Provided data:
** BEGIN **

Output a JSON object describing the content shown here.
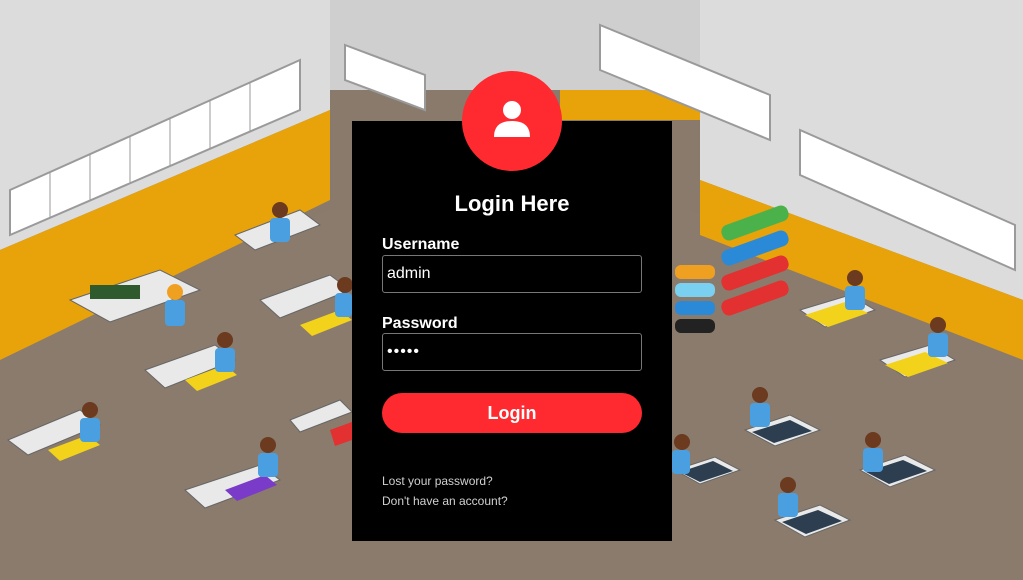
{
  "background": {
    "image_description": "factory-floor-illustration",
    "colors": {
      "wall": "#d9d9d9",
      "wall_stripe": "#e8a20a",
      "floor": "#8a7a6c",
      "table_yellow": "#f2d21b",
      "fabric_red": "#e33030",
      "fabric_blue": "#2a8ad8",
      "fabric_green": "#4bb24b",
      "worker_shirt": "#4a9fe0"
    }
  },
  "login": {
    "title": "Login Here",
    "avatar_icon": "user-icon",
    "username_label": "Username",
    "username_value": "admin",
    "password_label": "Password",
    "password_value": "•••••",
    "submit_label": "Login",
    "lost_password_link": "Lost your password?",
    "signup_link": "Don't have an account?"
  },
  "colors": {
    "accent": "#ff2a2f",
    "panel": "#000000",
    "text": "#ffffff"
  }
}
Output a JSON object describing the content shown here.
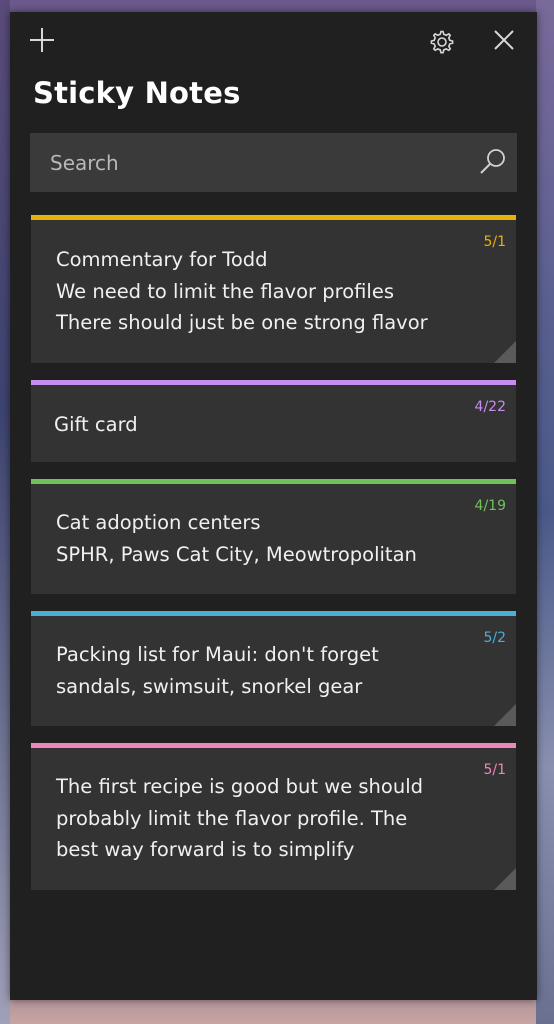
{
  "app": {
    "title": "Sticky Notes"
  },
  "titlebar": {
    "add_icon": "plus-icon",
    "settings_icon": "gear-icon",
    "close_icon": "close-icon"
  },
  "search": {
    "placeholder": "Search",
    "icon": "search-icon"
  },
  "notes": [
    {
      "date": "5/1",
      "color": "#e8b10a",
      "text": "Commentary for Todd\nWe need to limit the flavor profiles\nThere should just be one strong flavor"
    },
    {
      "date": "4/22",
      "color": "#c68cf0",
      "text": "Gift card"
    },
    {
      "date": "4/19",
      "color": "#6fc25a",
      "text": "Cat adoption centers\nSPHR, Paws Cat City, Meowtropolitan"
    },
    {
      "date": "5/2",
      "color": "#4aaed6",
      "text": "Packing list for Maui: don't forget\nsandals, swimsuit, snorkel gear"
    },
    {
      "date": "5/1",
      "color": "#ee86b9",
      "text": "The first recipe is good but we should\nprobably limit the flavor profile. The\nbest way forward is to simplify"
    }
  ]
}
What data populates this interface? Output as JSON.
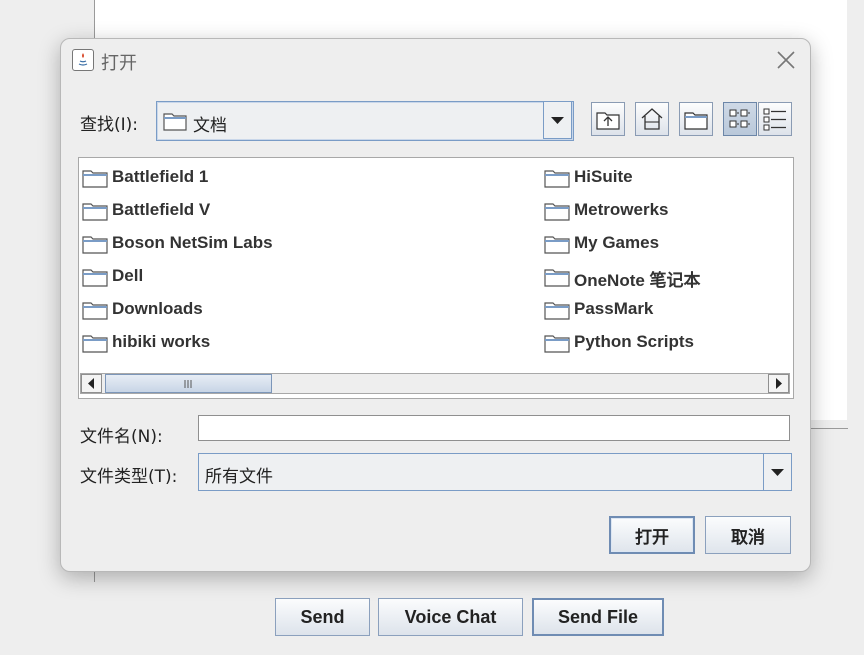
{
  "dialog": {
    "title": "打开",
    "lookin_label": "查找(I):",
    "lookin_value": "文档",
    "toolbar": [
      "up-folder-icon",
      "home-icon",
      "new-folder-icon",
      "list-view-icon",
      "details-view-icon"
    ],
    "files_left": [
      "Battlefield 1",
      "Battlefield V",
      "Boson NetSim Labs",
      "Dell",
      "Downloads",
      "hibiki works"
    ],
    "files_right": [
      "HiSuite",
      "Metrowerks",
      "My Games",
      "OneNote 笔记本",
      "PassMark",
      "Python Scripts"
    ],
    "filename_label": "文件名(N):",
    "filename_value": "",
    "filetype_label": "文件类型(T):",
    "filetype_value": "所有文件",
    "open_button": "打开",
    "cancel_button": "取消"
  },
  "app": {
    "send_button": "Send",
    "voice_chat_button": "Voice Chat",
    "send_file_button": "Send File"
  }
}
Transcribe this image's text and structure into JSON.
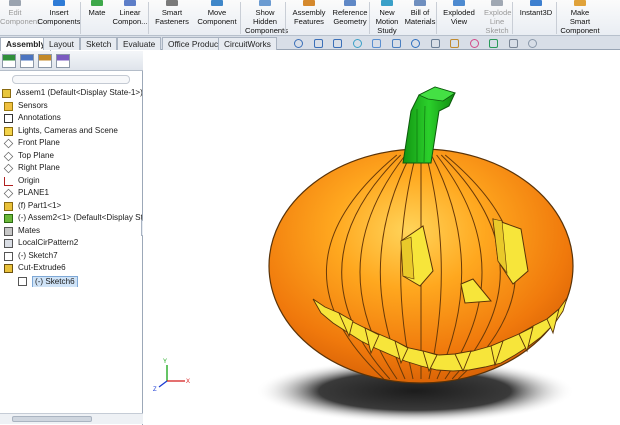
{
  "ribbon": {
    "buttons": [
      {
        "label": "Edit\nComponent",
        "enabled": false
      },
      {
        "label": "Insert\nComponents",
        "enabled": true
      },
      {
        "label": "Mate",
        "enabled": true
      },
      {
        "label": "Linear\nCompon...",
        "enabled": true
      },
      {
        "label": "Smart\nFasteners",
        "enabled": true
      },
      {
        "label": "Move\nComponent",
        "enabled": true
      },
      {
        "label": "Show\nHidden\nComponents",
        "enabled": true
      },
      {
        "label": "Assembly\nFeatures",
        "enabled": true
      },
      {
        "label": "Reference\nGeometry",
        "enabled": true
      },
      {
        "label": "New\nMotion\nStudy",
        "enabled": true
      },
      {
        "label": "Bill of\nMaterials",
        "enabled": true
      },
      {
        "label": "Exploded\nView",
        "enabled": true
      },
      {
        "label": "Explode\nLine\nSketch",
        "enabled": false
      },
      {
        "label": "Instant3D",
        "enabled": true
      },
      {
        "label": "Make\nSmart\nComponent",
        "enabled": true
      }
    ]
  },
  "tabs": [
    "Assembly",
    "Layout",
    "Sketch",
    "Evaluate",
    "Office Products",
    "CircuitWorks"
  ],
  "active_tab": "Assembly",
  "view_toolbar_icons": [
    "zoom-to-fit-icon",
    "zoom-to-area-icon",
    "previous-view-icon",
    "section-view-icon",
    "rotate-view-icon",
    "pan-icon",
    "view-orientation-icon",
    "display-style-icon",
    "hide-show-items-icon",
    "edit-appearance-icon",
    "apply-scene-icon",
    "view-settings-icon",
    "help-icon"
  ],
  "panel_tabs": [
    "feature-manager-icon",
    "property-manager-icon",
    "configuration-manager-icon",
    "dim-xpert-icon"
  ],
  "tree": [
    {
      "label": "Assem1  (Default<Display State-1>)",
      "icon": "assembly-icon",
      "indent": 0
    },
    {
      "label": "Sensors",
      "icon": "sensors-icon",
      "indent": 1
    },
    {
      "label": "Annotations",
      "icon": "annotations-icon",
      "indent": 1
    },
    {
      "label": "Lights, Cameras and Scene",
      "icon": "lights-icon",
      "indent": 1
    },
    {
      "label": "Front Plane",
      "icon": "plane-icon",
      "indent": 1
    },
    {
      "label": "Top Plane",
      "icon": "plane-icon",
      "indent": 1
    },
    {
      "label": "Right Plane",
      "icon": "plane-icon",
      "indent": 1
    },
    {
      "label": "Origin",
      "icon": "origin-icon",
      "indent": 1
    },
    {
      "label": "PLANE1",
      "icon": "plane-icon",
      "indent": 1
    },
    {
      "label": "(f) Part1<1>",
      "icon": "part-icon",
      "indent": 1
    },
    {
      "label": "(-) Assem2<1> (Default<Display Sta",
      "icon": "subassembly-icon",
      "indent": 1
    },
    {
      "label": "Mates",
      "icon": "mates-icon",
      "indent": 1
    },
    {
      "label": "LocalCirPattern2",
      "icon": "pattern-icon",
      "indent": 1
    },
    {
      "label": "(-) Sketch7",
      "icon": "sketch-icon",
      "indent": 1
    },
    {
      "label": "Cut-Extrude6",
      "icon": "cut-extrude-icon",
      "indent": 1
    },
    {
      "label": "(-) Sketch6",
      "icon": "sketch-icon",
      "indent": 2,
      "selected": true
    }
  ],
  "colors": {
    "pumpkin": "#f58a12",
    "pumpkin_light": "#ffc24a",
    "stem": "#1fb51f",
    "cutout": "#f7e53a",
    "edge": "#3a2206"
  }
}
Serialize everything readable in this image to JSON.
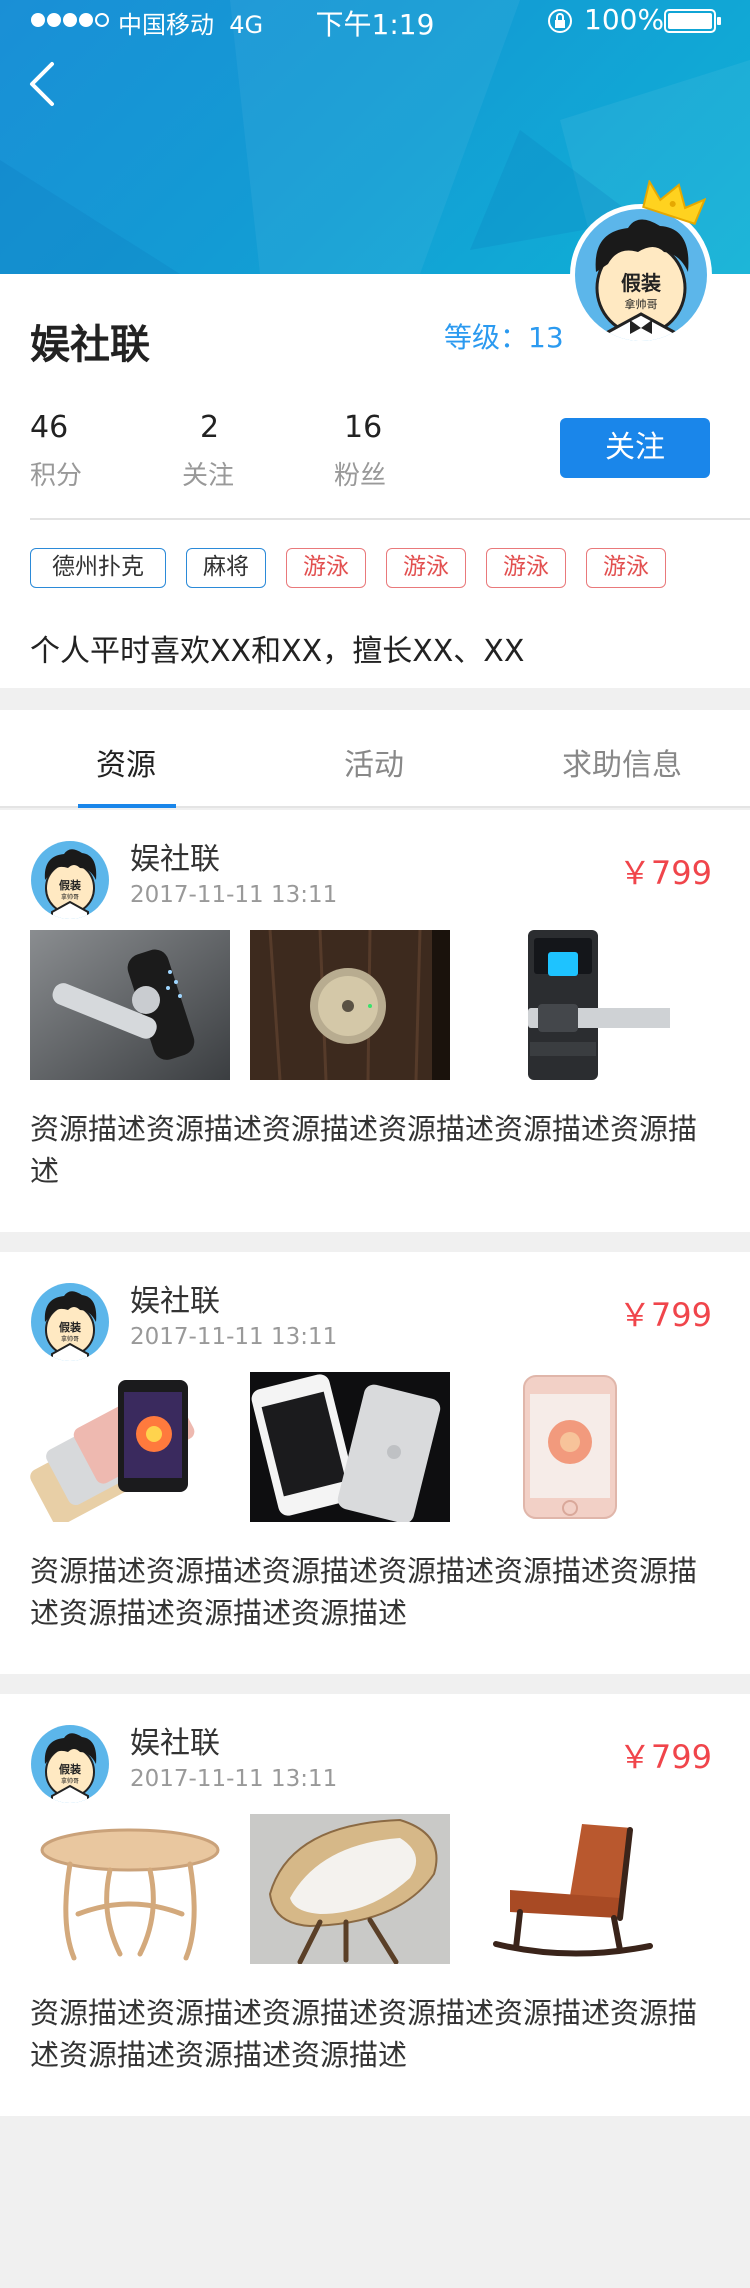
{
  "status_bar": {
    "carrier": "中国移动",
    "network": "4G",
    "time": "下午1:19",
    "battery": "100%"
  },
  "profile": {
    "name": "娱社联",
    "level_label": "等级：",
    "level_value": "13",
    "avatar_text": "假装",
    "avatar_subtext": "拿帅哥",
    "stats": [
      {
        "value": "46",
        "label": "积分"
      },
      {
        "value": "2",
        "label": "关注"
      },
      {
        "value": "16",
        "label": "粉丝"
      }
    ],
    "follow_label": "关注",
    "tags": [
      {
        "label": "德州扑克",
        "style": "blue"
      },
      {
        "label": "麻将",
        "style": "blue"
      },
      {
        "label": "游泳",
        "style": "red"
      },
      {
        "label": "游泳",
        "style": "red"
      },
      {
        "label": "游泳",
        "style": "red"
      },
      {
        "label": "游泳",
        "style": "red"
      }
    ],
    "bio": "个人平时喜欢XX和XX，擅长XX、XX"
  },
  "tabs": [
    {
      "label": "资源",
      "active": true
    },
    {
      "label": "活动",
      "active": false
    },
    {
      "label": "求助信息",
      "active": false
    }
  ],
  "cards": [
    {
      "name": "娱社联",
      "date": "2017-11-11  13:11",
      "price": "￥799",
      "images": [
        "smart-door-lock-silver",
        "round-brass-lock",
        "fingerprint-door-lock"
      ],
      "description": "资源描述资源描述资源描述资源描述资源描述资源描述"
    },
    {
      "name": "娱社联",
      "date": "2017-11-11  13:11",
      "price": "￥799",
      "images": [
        "iphone-se-colors",
        "iphone-5-black-white",
        "iphone-se-rose-gold"
      ],
      "description": "资源描述资源描述资源描述资源描述资源描述资源描述资源描述资源描述资源描述"
    },
    {
      "name": "娱社联",
      "date": "2017-11-11  13:11",
      "price": "￥799",
      "images": [
        "wooden-round-table",
        "wicker-lounge-chair",
        "leather-rocking-chair"
      ],
      "description": "资源描述资源描述资源描述资源描述资源描述资源描述资源描述资源描述资源描述"
    }
  ],
  "colors": {
    "accent": "#1a86ea",
    "price": "#f0454b",
    "tag_red": "#e9797b",
    "banner_start": "#1a8fd6",
    "banner_end": "#0fb2d6"
  }
}
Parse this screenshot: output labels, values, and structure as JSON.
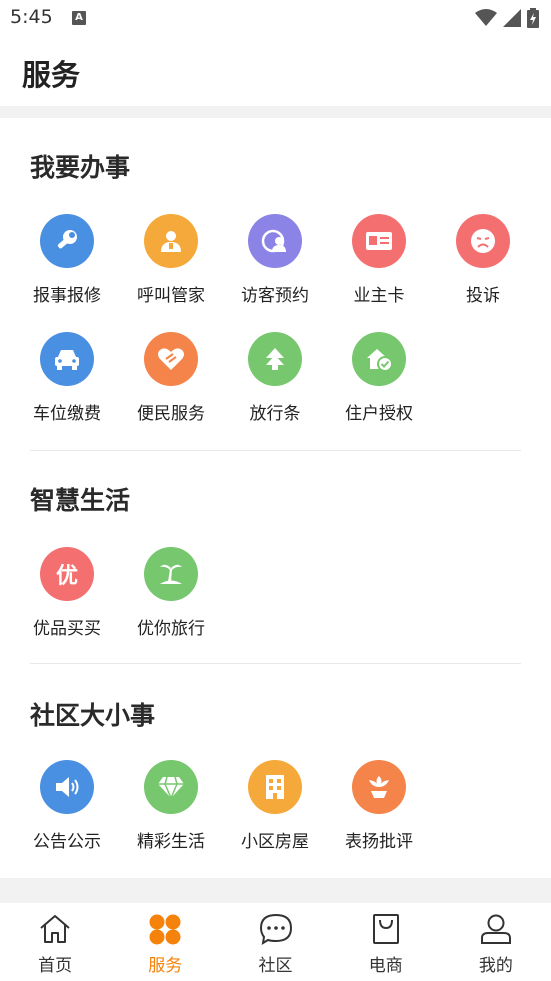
{
  "status": {
    "time": "5:45",
    "notification_badge": "A"
  },
  "header": {
    "title": "服务"
  },
  "sections": [
    {
      "title": "我要办事",
      "items": [
        {
          "label": "报事报修",
          "icon": "wrench-icon",
          "color": "#4a90e2"
        },
        {
          "label": "呼叫管家",
          "icon": "butler-icon",
          "color": "#f5a93a"
        },
        {
          "label": "访客预约",
          "icon": "visitor-icon",
          "color": "#8b84e6"
        },
        {
          "label": "业主卡",
          "icon": "id-card-icon",
          "color": "#f47070"
        },
        {
          "label": "投诉",
          "icon": "complaint-face-icon",
          "color": "#f47070"
        },
        {
          "label": "车位缴费",
          "icon": "car-icon",
          "color": "#4a90e2"
        },
        {
          "label": "便民服务",
          "icon": "heart-hand-icon",
          "color": "#f4844a"
        },
        {
          "label": "放行条",
          "icon": "release-pass-icon",
          "color": "#77c76e"
        },
        {
          "label": "住户授权",
          "icon": "house-check-icon",
          "color": "#77c76e"
        }
      ]
    },
    {
      "title": "智慧生活",
      "items": [
        {
          "label": "优品买买",
          "icon": "you-badge-icon",
          "glyph": "优",
          "color": "#f47070"
        },
        {
          "label": "优你旅行",
          "icon": "palm-island-icon",
          "color": "#77c76e"
        }
      ]
    },
    {
      "title": "社区大小事",
      "items": [
        {
          "label": "公告公示",
          "icon": "speaker-icon",
          "color": "#4a90e2"
        },
        {
          "label": "精彩生活",
          "icon": "diamond-icon",
          "color": "#77c76e"
        },
        {
          "label": "小区房屋",
          "icon": "building-icon",
          "color": "#f5a93a"
        },
        {
          "label": "表扬批评",
          "icon": "flower-icon",
          "color": "#f4844a"
        }
      ]
    }
  ],
  "tabs": [
    {
      "label": "首页",
      "icon": "home-icon",
      "active": false
    },
    {
      "label": "服务",
      "icon": "service-grid-icon",
      "active": true
    },
    {
      "label": "社区",
      "icon": "chat-bubble-icon",
      "active": false
    },
    {
      "label": "电商",
      "icon": "shopping-bag-icon",
      "active": false
    },
    {
      "label": "我的",
      "icon": "user-icon",
      "active": false
    }
  ],
  "colors": {
    "accent": "#f5820a"
  }
}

** END **

What to produce: Find the word "floor" in the material, then list each line that holds it.

Result for this exercise:
    "image_description": "factory-floor-illustration",
      "floor": "#8a7a6c",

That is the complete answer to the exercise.